--- What to do ---
Copy nothing but the text: repeat each entry exactly and drop the images.

--- Listed records ---
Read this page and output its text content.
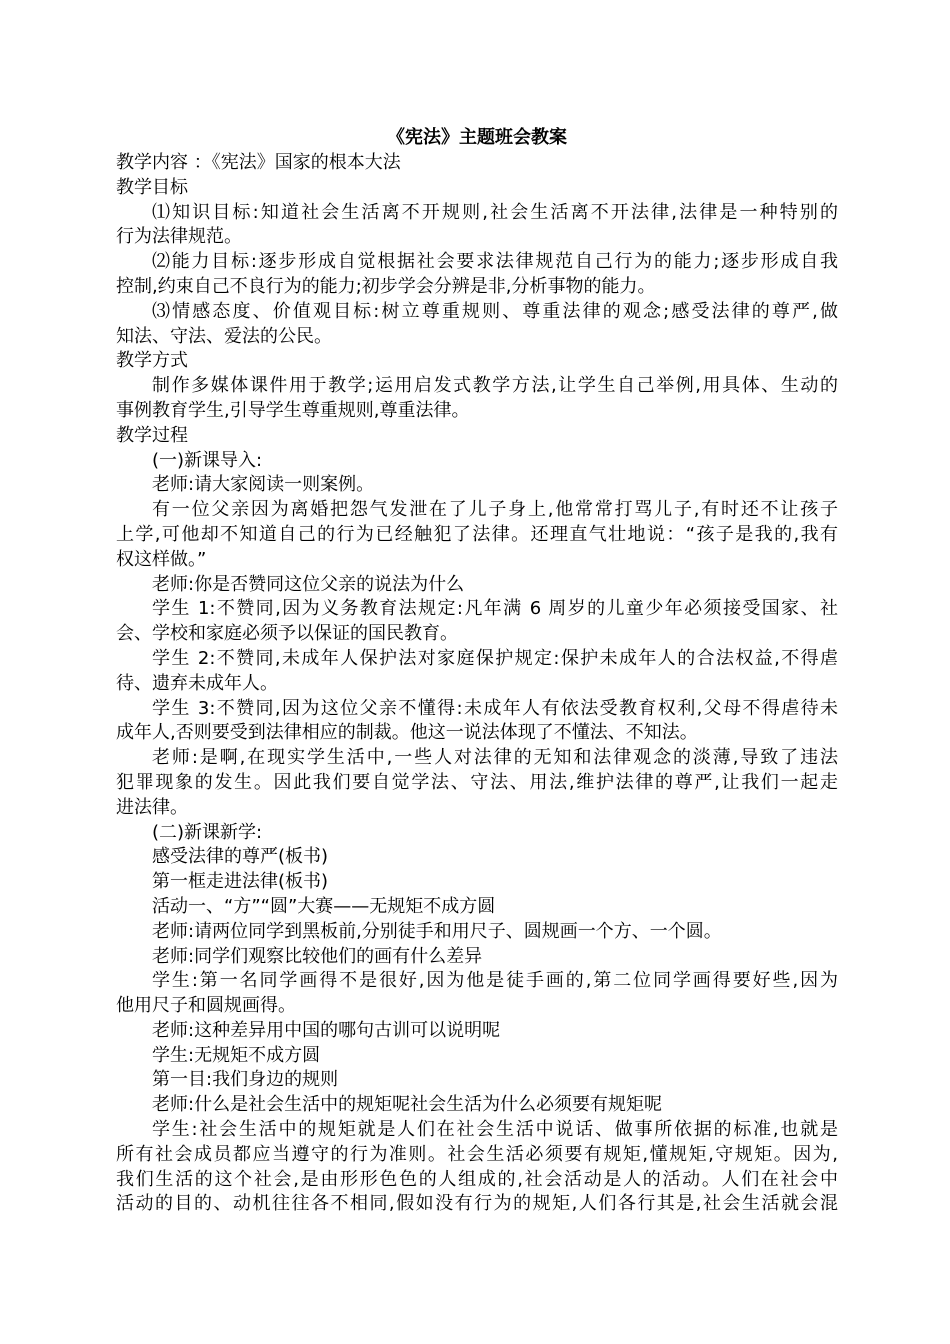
《宪法》主题班会教案

教学内容 ：《宪法》国家的根本大法

教学目标

⑴知识目标:知道社会生活离不开规则,社会生活离不开法律,法律是一种特别的

行为法律规范。

⑵能力目标:逐步形成自觉根据社会要求法律规范自己行为的能力;逐步形成自我

控制,约束自己不良行为的能力;初步学会分辨是非,分析事物的能力。

⑶情感态度、价值观目标:树立尊重规则、尊重法律的观念;感受法律的尊严,做

知法、守法、爱法的公民。

教学方式

制作多媒体课件用于教学;运用启发式教学方法,让学生自己举例,用具体、生动的

事例教育学生,引导学生尊重规则,尊重法律。

教学过程

(一)新课导入:

老师:请大家阅读一则案例。

有一位父亲因为离婚把怨气发泄在了儿子身上,他常常打骂儿子,有时还不让孩子

上学,可他却不知道自己的行为已经触犯了法律。还理直气壮地说：“孩子是我的,我有

权这样做。”

老师:你是否赞同这位父亲的说法为什么

学生 1:不赞同,因为义务教育法规定:凡年满 6 周岁的儿童少年必须接受国家、社

会、学校和家庭必须予以保证的国民教育。

学生 2:不赞同,未成年人保护法对家庭保护规定:保护未成年人的合法权益,不得虐

待、遗弃未成年人。

学生 3:不赞同,因为这位父亲不懂得:未成年人有依法受教育权利,父母不得虐待未

成年人,否则要受到法律相应的制裁。他这一说法体现了不懂法、不知法。

老师:是啊,在现实学生活中,一些人对法律的无知和法律观念的淡薄,导致了违法

犯罪现象的发生。因此我们要自觉学法、守法、用法,维护法律的尊严,让我们一起走

进法律。

(二)新课新学:

感受法律的尊严(板书)

第一框走进法律(板书)

活动一、“方”“圆”大赛——无规矩不成方圆

老师:请两位同学到黑板前,分别徒手和用尺子、圆规画一个方、一个圆。

老师:同学们观察比较他们的画有什么差异

学生:第一名同学画得不是很好,因为他是徒手画的,第二位同学画得要好些,因为

他用尺子和圆规画得。

老师:这种差异用中国的哪句古训可以说明呢

学生:无规矩不成方圆

第一目:我们身边的规则

老师:什么是社会生活中的规矩呢社会生活为什么必须要有规矩呢

学生:社会生活中的规矩就是人们在社会生活中说话、做事所依据的标准,也就是

所有社会成员都应当遵守的行为准则。社会生活必须要有规矩,懂规矩,守规矩。因为,

我们生活的这个社会,是由形形色色的人组成的,社会活动是人的活动。人们在社会中

活动的目的、动机往往各不相同,假如没有行为的规矩,人们各行其是,社会生活就会混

--- Answer in full ---
Read this page and output its text content.
《宪法》主题班会教案

教学内容 ：《宪法》国家的根本大法

教学目标

⑴知识目标:知道社会生活离不开规则,社会生活离不开法律,法律是一种特别的

行为法律规范。

⑵能力目标:逐步形成自觉根据社会要求法律规范自己行为的能力;逐步形成自我

控制,约束自己不良行为的能力;初步学会分辨是非,分析事物的能力。

⑶情感态度、价值观目标:树立尊重规则、尊重法律的观念;感受法律的尊严,做

知法、守法、爱法的公民。

教学方式

制作多媒体课件用于教学;运用启发式教学方法,让学生自己举例,用具体、生动的

事例教育学生,引导学生尊重规则,尊重法律。

教学过程

(一)新课导入:

老师:请大家阅读一则案例。

有一位父亲因为离婚把怨气发泄在了儿子身上,他常常打骂儿子,有时还不让孩子

上学,可他却不知道自己的行为已经触犯了法律。还理直气壮地说：“孩子是我的,我有

权这样做。”

老师:你是否赞同这位父亲的说法为什么

学生 1:不赞同,因为义务教育法规定:凡年满 6 周岁的儿童少年必须接受国家、社

会、学校和家庭必须予以保证的国民教育。

学生 2:不赞同,未成年人保护法对家庭保护规定:保护未成年人的合法权益,不得虐

待、遗弃未成年人。

学生 3:不赞同,因为这位父亲不懂得:未成年人有依法受教育权利,父母不得虐待未

成年人,否则要受到法律相应的制裁。他这一说法体现了不懂法、不知法。

老师:是啊,在现实学生活中,一些人对法律的无知和法律观念的淡薄,导致了违法

犯罪现象的发生。因此我们要自觉学法、守法、用法,维护法律的尊严,让我们一起走

进法律。

(二)新课新学:

感受法律的尊严(板书)

第一框走进法律(板书)

活动一、“方”“圆”大赛——无规矩不成方圆

老师:请两位同学到黑板前,分别徒手和用尺子、圆规画一个方、一个圆。

老师:同学们观察比较他们的画有什么差异

学生:第一名同学画得不是很好,因为他是徒手画的,第二位同学画得要好些,因为

他用尺子和圆规画得。

老师:这种差异用中国的哪句古训可以说明呢

学生:无规矩不成方圆

第一目:我们身边的规则

老师:什么是社会生活中的规矩呢社会生活为什么必须要有规矩呢

学生:社会生活中的规矩就是人们在社会生活中说话、做事所依据的标准,也就是

所有社会成员都应当遵守的行为准则。社会生活必须要有规矩,懂规矩,守规矩。因为,

我们生活的这个社会,是由形形色色的人组成的,社会活动是人的活动。人们在社会中

活动的目的、动机往往各不相同,假如没有行为的规矩,人们各行其是,社会生活就会混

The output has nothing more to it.